-- RECORDS FOR THIS TASK --
------------------------------------------------
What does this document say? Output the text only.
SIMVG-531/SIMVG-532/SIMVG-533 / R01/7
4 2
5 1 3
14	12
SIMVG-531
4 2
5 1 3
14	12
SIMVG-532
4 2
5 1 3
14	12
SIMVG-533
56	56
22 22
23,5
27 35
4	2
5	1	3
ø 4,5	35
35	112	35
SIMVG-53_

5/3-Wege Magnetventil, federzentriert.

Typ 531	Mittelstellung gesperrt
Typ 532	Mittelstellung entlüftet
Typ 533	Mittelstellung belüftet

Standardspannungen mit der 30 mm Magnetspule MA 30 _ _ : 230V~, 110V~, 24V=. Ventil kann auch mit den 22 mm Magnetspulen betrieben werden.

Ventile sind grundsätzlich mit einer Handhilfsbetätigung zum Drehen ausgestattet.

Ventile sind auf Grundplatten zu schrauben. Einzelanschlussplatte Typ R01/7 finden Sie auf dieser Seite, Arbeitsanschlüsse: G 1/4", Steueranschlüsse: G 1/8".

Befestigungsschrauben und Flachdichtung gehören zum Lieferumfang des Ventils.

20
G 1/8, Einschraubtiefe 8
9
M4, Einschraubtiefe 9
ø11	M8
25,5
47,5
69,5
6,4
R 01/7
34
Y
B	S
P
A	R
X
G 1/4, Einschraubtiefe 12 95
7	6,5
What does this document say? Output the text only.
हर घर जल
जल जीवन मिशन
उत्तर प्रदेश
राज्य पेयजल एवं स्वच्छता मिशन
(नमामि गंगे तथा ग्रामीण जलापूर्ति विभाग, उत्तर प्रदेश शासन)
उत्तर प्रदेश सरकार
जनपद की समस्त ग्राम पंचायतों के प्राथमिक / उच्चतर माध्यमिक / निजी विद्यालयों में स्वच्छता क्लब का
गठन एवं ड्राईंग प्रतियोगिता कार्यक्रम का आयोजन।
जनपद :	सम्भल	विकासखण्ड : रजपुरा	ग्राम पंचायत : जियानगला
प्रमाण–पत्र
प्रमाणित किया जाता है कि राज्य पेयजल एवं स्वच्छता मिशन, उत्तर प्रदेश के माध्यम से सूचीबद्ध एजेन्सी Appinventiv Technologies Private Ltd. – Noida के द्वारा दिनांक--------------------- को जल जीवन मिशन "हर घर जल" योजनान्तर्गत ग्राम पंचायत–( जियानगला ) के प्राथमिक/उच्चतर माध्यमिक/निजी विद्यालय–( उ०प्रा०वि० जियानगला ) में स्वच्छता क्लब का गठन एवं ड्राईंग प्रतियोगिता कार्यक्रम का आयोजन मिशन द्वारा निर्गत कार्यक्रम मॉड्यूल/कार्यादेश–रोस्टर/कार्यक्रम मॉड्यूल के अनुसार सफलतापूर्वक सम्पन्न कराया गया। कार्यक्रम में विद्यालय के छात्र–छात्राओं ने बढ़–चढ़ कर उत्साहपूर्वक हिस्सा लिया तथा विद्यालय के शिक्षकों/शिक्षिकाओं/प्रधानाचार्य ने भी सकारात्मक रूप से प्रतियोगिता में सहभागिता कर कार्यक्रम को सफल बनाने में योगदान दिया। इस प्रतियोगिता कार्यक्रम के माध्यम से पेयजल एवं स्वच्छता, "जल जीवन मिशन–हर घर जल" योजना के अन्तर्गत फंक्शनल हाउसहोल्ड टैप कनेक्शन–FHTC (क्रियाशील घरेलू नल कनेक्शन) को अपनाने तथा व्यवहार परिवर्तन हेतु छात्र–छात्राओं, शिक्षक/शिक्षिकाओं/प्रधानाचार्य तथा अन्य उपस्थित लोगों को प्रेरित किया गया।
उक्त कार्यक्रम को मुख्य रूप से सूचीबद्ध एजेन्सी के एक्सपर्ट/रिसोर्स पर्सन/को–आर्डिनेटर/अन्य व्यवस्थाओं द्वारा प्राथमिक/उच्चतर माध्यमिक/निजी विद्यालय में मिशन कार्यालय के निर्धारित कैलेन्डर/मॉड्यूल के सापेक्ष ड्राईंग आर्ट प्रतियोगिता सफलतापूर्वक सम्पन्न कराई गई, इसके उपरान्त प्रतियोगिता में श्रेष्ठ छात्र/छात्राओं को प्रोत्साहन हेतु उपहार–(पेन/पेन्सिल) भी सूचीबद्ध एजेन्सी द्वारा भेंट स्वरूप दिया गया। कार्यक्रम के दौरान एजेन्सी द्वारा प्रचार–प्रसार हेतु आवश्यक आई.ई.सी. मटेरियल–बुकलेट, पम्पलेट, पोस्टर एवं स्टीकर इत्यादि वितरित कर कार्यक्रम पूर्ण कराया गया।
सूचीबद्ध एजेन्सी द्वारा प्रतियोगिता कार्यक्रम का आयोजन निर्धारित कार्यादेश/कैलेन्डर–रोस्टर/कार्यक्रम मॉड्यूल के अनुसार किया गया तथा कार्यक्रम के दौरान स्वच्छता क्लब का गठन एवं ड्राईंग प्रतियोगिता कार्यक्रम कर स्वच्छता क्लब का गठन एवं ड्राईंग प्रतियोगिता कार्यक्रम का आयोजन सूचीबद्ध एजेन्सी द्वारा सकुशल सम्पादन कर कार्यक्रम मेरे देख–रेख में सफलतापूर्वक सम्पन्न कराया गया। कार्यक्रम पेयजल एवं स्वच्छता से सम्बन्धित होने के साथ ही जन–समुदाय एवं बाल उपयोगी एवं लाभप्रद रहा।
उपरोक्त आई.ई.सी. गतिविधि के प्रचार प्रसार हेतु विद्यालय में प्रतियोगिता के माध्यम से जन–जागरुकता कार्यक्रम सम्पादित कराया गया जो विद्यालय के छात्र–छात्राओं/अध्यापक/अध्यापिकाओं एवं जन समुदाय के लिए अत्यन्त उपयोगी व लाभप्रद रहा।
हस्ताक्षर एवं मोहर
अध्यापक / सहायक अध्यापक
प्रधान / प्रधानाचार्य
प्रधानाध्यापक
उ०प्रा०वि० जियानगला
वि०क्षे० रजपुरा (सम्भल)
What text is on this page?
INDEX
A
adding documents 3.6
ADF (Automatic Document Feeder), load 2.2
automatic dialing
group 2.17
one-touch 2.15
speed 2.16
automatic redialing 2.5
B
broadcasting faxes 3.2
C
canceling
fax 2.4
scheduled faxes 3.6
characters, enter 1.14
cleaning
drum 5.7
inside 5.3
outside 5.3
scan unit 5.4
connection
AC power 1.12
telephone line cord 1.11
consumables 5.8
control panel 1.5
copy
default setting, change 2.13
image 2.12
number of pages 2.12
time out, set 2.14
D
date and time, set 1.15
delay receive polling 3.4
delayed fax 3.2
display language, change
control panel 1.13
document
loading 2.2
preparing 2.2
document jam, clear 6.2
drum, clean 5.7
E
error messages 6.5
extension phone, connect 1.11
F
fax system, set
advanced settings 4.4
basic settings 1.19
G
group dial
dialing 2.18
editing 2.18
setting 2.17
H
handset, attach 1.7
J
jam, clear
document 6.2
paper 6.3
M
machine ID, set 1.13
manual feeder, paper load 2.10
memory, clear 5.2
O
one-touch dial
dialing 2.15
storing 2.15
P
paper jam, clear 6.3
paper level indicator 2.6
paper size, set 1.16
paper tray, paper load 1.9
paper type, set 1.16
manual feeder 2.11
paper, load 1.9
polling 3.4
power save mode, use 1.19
------------------------------------------------
-- WHAT IS BEING ASKED --
Scan the material above. Copy each line that holds the word "clear".

-- OUTPUT FOR THIS TASK --
document jam, clear 6.2
jam, clear
memory, clear 5.2
paper jam, clear 6.3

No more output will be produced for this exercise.